• TASK OBJECTIVE: Among the entries below, find how many lines carry the word "现在的她" and state only that figure.

[Data excerpts]
___

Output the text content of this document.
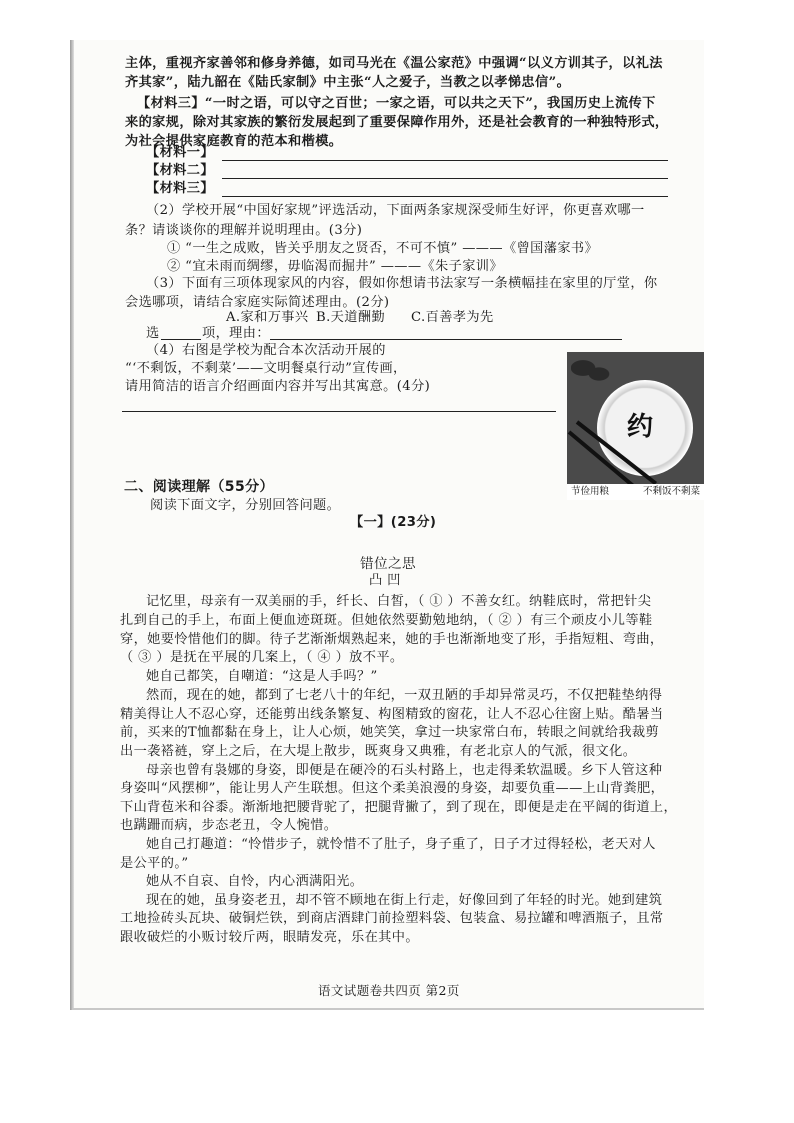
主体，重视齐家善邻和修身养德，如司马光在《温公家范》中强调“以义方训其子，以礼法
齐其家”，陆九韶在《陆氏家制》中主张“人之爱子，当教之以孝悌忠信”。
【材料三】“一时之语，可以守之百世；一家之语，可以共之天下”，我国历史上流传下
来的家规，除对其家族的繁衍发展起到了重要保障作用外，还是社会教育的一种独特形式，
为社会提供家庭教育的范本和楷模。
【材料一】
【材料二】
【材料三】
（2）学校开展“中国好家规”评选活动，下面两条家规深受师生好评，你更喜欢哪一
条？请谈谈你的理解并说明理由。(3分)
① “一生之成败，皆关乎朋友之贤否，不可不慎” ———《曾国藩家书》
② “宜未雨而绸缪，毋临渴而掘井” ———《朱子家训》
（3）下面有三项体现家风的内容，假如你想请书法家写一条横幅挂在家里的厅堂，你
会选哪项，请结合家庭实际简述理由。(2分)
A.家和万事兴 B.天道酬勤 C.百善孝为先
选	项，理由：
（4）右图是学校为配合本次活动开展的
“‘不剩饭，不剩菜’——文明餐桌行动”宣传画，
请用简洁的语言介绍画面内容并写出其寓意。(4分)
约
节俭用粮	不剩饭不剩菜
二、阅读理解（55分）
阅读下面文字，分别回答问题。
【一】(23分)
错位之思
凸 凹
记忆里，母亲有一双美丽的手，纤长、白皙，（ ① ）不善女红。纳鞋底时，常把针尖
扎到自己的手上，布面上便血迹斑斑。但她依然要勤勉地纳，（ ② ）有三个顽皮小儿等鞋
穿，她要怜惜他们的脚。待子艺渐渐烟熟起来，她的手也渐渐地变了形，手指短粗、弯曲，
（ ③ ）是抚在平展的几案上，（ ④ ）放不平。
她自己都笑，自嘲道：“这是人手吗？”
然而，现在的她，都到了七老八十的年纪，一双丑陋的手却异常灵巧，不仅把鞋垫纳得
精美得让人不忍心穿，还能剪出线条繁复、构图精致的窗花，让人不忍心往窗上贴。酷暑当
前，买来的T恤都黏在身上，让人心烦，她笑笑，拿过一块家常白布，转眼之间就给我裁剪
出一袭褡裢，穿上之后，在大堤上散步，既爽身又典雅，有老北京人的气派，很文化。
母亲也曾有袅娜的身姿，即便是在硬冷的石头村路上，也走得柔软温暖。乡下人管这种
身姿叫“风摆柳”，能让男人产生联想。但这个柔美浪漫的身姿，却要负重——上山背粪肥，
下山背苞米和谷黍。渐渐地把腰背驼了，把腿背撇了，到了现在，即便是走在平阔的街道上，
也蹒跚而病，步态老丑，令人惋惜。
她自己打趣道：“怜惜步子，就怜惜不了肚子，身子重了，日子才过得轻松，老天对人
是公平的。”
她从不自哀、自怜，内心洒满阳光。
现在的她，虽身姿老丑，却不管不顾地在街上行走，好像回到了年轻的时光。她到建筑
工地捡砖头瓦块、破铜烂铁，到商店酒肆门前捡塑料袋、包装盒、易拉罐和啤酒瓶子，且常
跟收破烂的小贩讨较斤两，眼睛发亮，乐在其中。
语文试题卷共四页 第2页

___

• RESULT FOR THIS TASK: 2